Extracted records:
- - -

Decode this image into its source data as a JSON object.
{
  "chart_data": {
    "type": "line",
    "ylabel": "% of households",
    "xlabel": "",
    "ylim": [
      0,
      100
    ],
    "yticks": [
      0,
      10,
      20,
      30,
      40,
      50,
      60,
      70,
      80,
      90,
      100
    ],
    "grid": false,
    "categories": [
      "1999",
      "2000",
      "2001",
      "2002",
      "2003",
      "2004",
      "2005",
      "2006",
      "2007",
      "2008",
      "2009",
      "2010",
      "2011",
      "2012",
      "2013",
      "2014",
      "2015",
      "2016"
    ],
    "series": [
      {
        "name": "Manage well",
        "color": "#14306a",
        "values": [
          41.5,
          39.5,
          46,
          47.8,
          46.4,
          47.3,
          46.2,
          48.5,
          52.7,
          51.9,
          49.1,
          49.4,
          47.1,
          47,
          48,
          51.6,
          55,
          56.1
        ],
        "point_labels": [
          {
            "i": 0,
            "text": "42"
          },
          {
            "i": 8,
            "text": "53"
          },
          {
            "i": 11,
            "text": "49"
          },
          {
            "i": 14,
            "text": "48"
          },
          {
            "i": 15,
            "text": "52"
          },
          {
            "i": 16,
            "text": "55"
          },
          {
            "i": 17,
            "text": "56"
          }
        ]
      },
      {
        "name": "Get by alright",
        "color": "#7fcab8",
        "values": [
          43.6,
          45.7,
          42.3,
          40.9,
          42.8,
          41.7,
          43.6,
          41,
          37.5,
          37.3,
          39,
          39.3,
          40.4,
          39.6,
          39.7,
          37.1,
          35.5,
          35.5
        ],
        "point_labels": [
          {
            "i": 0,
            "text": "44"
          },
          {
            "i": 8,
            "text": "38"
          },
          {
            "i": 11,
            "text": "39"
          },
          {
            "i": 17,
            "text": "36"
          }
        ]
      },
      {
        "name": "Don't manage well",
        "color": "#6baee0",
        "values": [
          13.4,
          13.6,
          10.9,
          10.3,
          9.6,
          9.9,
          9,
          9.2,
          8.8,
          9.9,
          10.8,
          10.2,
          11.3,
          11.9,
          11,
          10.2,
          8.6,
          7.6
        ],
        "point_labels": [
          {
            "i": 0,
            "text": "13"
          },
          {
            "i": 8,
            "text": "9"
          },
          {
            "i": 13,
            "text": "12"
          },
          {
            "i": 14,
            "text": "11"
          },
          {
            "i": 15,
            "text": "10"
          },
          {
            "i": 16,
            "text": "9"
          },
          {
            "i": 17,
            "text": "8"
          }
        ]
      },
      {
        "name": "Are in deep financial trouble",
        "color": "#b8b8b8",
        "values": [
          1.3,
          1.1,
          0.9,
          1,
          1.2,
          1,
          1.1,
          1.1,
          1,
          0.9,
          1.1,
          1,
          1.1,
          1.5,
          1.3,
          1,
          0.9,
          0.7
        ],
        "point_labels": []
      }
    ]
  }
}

- - -

Instruction. All of the data needs to be reproduced exactly, with no line missing.

Result below.
Decode this image into its source data as a JSON object.
{
  "chart_data": {
    "type": "line",
    "ylabel": "% of households",
    "xlabel": "",
    "ylim": [
      0,
      100
    ],
    "yticks": [
      0,
      10,
      20,
      30,
      40,
      50,
      60,
      70,
      80,
      90,
      100
    ],
    "grid": false,
    "categories": [
      "1999",
      "2000",
      "2001",
      "2002",
      "2003",
      "2004",
      "2005",
      "2006",
      "2007",
      "2008",
      "2009",
      "2010",
      "2011",
      "2012",
      "2013",
      "2014",
      "2015",
      "2016"
    ],
    "series": [
      {
        "name": "Manage well",
        "color": "#14306a",
        "values": [
          41.5,
          39.5,
          46,
          47.8,
          46.4,
          47.3,
          46.2,
          48.5,
          52.7,
          51.9,
          49.1,
          49.4,
          47.1,
          47,
          48,
          51.6,
          55,
          56.1
        ],
        "point_labels": [
          {
            "i": 0,
            "text": "42"
          },
          {
            "i": 8,
            "text": "53"
          },
          {
            "i": 11,
            "text": "49"
          },
          {
            "i": 14,
            "text": "48"
          },
          {
            "i": 15,
            "text": "52"
          },
          {
            "i": 16,
            "text": "55"
          },
          {
            "i": 17,
            "text": "56"
          }
        ]
      },
      {
        "name": "Get by alright",
        "color": "#7fcab8",
        "values": [
          43.6,
          45.7,
          42.3,
          40.9,
          42.8,
          41.7,
          43.6,
          41,
          37.5,
          37.3,
          39,
          39.3,
          40.4,
          39.6,
          39.7,
          37.1,
          35.5,
          35.5
        ],
        "point_labels": [
          {
            "i": 0,
            "text": "44"
          },
          {
            "i": 8,
            "text": "38"
          },
          {
            "i": 11,
            "text": "39"
          },
          {
            "i": 17,
            "text": "36"
          }
        ]
      },
      {
        "name": "Don't manage well",
        "color": "#6baee0",
        "values": [
          13.4,
          13.6,
          10.9,
          10.3,
          9.6,
          9.9,
          9,
          9.2,
          8.8,
          9.9,
          10.8,
          10.2,
          11.3,
          11.9,
          11,
          10.2,
          8.6,
          7.6
        ],
        "point_labels": [
          {
            "i": 0,
            "text": "13"
          },
          {
            "i": 8,
            "text": "9"
          },
          {
            "i": 13,
            "text": "12"
          },
          {
            "i": 14,
            "text": "11"
          },
          {
            "i": 15,
            "text": "10"
          },
          {
            "i": 16,
            "text": "9"
          },
          {
            "i": 17,
            "text": "8"
          }
        ]
      },
      {
        "name": "Are in deep financial trouble",
        "color": "#b8b8b8",
        "values": [
          1.3,
          1.1,
          0.9,
          1,
          1.2,
          1,
          1.1,
          1.1,
          1,
          0.9,
          1.1,
          1,
          1.1,
          1.5,
          1.3,
          1,
          0.9,
          0.7
        ],
        "point_labels": []
      }
    ]
  }
}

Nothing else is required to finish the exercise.